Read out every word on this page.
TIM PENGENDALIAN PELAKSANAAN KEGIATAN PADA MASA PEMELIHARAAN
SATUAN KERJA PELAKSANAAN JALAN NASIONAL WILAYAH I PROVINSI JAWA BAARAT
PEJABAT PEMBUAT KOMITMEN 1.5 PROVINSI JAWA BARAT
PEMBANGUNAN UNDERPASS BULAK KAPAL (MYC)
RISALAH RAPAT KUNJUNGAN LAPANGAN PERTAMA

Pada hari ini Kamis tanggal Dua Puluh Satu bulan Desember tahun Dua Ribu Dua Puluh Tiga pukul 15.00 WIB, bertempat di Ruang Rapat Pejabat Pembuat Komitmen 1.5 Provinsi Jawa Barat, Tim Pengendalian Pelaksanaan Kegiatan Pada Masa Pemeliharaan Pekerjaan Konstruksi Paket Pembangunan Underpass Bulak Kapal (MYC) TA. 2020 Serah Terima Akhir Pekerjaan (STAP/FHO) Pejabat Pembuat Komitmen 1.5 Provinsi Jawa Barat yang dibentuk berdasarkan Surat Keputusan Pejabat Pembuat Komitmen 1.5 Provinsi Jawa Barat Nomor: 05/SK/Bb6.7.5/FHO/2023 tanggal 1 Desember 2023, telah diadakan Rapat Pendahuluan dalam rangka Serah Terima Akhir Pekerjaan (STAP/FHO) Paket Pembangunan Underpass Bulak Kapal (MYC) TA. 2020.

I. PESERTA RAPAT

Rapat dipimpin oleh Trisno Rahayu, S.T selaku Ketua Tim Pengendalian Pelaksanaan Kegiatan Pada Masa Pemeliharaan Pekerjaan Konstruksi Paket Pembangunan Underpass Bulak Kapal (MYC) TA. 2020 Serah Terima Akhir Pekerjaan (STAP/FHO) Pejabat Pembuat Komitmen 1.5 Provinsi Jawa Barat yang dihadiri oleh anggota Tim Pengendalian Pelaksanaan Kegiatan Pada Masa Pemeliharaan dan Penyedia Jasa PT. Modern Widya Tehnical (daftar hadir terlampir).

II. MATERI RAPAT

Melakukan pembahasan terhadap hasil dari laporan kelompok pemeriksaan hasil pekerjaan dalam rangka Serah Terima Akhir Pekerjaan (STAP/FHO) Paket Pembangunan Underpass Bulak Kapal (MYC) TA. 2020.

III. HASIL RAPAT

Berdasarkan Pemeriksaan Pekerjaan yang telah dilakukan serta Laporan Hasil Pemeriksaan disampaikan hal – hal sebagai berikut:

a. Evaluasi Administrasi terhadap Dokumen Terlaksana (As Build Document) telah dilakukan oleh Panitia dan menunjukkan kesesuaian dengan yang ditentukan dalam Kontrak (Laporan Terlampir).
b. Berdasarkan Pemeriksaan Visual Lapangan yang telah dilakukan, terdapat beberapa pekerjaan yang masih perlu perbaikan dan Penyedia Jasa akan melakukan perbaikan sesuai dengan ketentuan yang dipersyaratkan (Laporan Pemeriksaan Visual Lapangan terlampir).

—————

## TASK STATEMENT:
Copy every line of the material, please, keeping it exactly the same.

## RESPONSE TO THIS TASK:
Read out every word on this page.
TIM PENGENDALIAN PELAKSANAAN KEGIATAN PADA MASA PEMELIHARAAN
SATUAN KERJA PELAKSANAAN JALAN NASIONAL WILAYAH I PROVINSI JAWA BAARAT
PEJABAT PEMBUAT KOMITMEN 1.5 PROVINSI JAWA BARAT
PEMBANGUNAN UNDERPASS BULAK KAPAL (MYC)
RISALAH RAPAT KUNJUNGAN LAPANGAN PERTAMA

Pada hari ini Kamis tanggal Dua Puluh Satu bulan Desember tahun Dua Ribu Dua Puluh Tiga pukul 15.00 WIB, bertempat di Ruang Rapat Pejabat Pembuat Komitmen 1.5 Provinsi Jawa Barat, Tim Pengendalian Pelaksanaan Kegiatan Pada Masa Pemeliharaan Pekerjaan Konstruksi Paket Pembangunan Underpass Bulak Kapal (MYC) TA. 2020 Serah Terima Akhir Pekerjaan (STAP/FHO) Pejabat Pembuat Komitmen 1.5 Provinsi Jawa Barat yang dibentuk berdasarkan Surat Keputusan Pejabat Pembuat Komitmen 1.5 Provinsi Jawa Barat Nomor: 05/SK/Bb6.7.5/FHO/2023 tanggal 1 Desember 2023, telah diadakan Rapat Pendahuluan dalam rangka Serah Terima Akhir Pekerjaan (STAP/FHO) Paket Pembangunan Underpass Bulak Kapal (MYC) TA. 2020.

I. PESERTA RAPAT

Rapat dipimpin oleh Trisno Rahayu, S.T selaku Ketua Tim Pengendalian Pelaksanaan Kegiatan Pada Masa Pemeliharaan Pekerjaan Konstruksi Paket Pembangunan Underpass Bulak Kapal (MYC) TA. 2020 Serah Terima Akhir Pekerjaan (STAP/FHO) Pejabat Pembuat Komitmen 1.5 Provinsi Jawa Barat yang dihadiri oleh anggota Tim Pengendalian Pelaksanaan Kegiatan Pada Masa Pemeliharaan dan Penyedia Jasa PT. Modern Widya Tehnical (daftar hadir terlampir).

II. MATERI RAPAT

Melakukan pembahasan terhadap hasil dari laporan kelompok pemeriksaan hasil pekerjaan dalam rangka Serah Terima Akhir Pekerjaan (STAP/FHO) Paket Pembangunan Underpass Bulak Kapal (MYC) TA. 2020.

III. HASIL RAPAT

Berdasarkan Pemeriksaan Pekerjaan yang telah dilakukan serta Laporan Hasil Pemeriksaan disampaikan hal – hal sebagai berikut:

a. Evaluasi Administrasi terhadap Dokumen Terlaksana (As Build Document) telah dilakukan oleh Panitia dan menunjukkan kesesuaian dengan yang ditentukan dalam Kontrak (Laporan Terlampir).
b. Berdasarkan Pemeriksaan Visual Lapangan yang telah dilakukan, terdapat beberapa pekerjaan yang masih perlu perbaikan dan Penyedia Jasa akan melakukan perbaikan sesuai dengan ketentuan yang dipersyaratkan (Laporan Pemeriksaan Visual Lapangan terlampir).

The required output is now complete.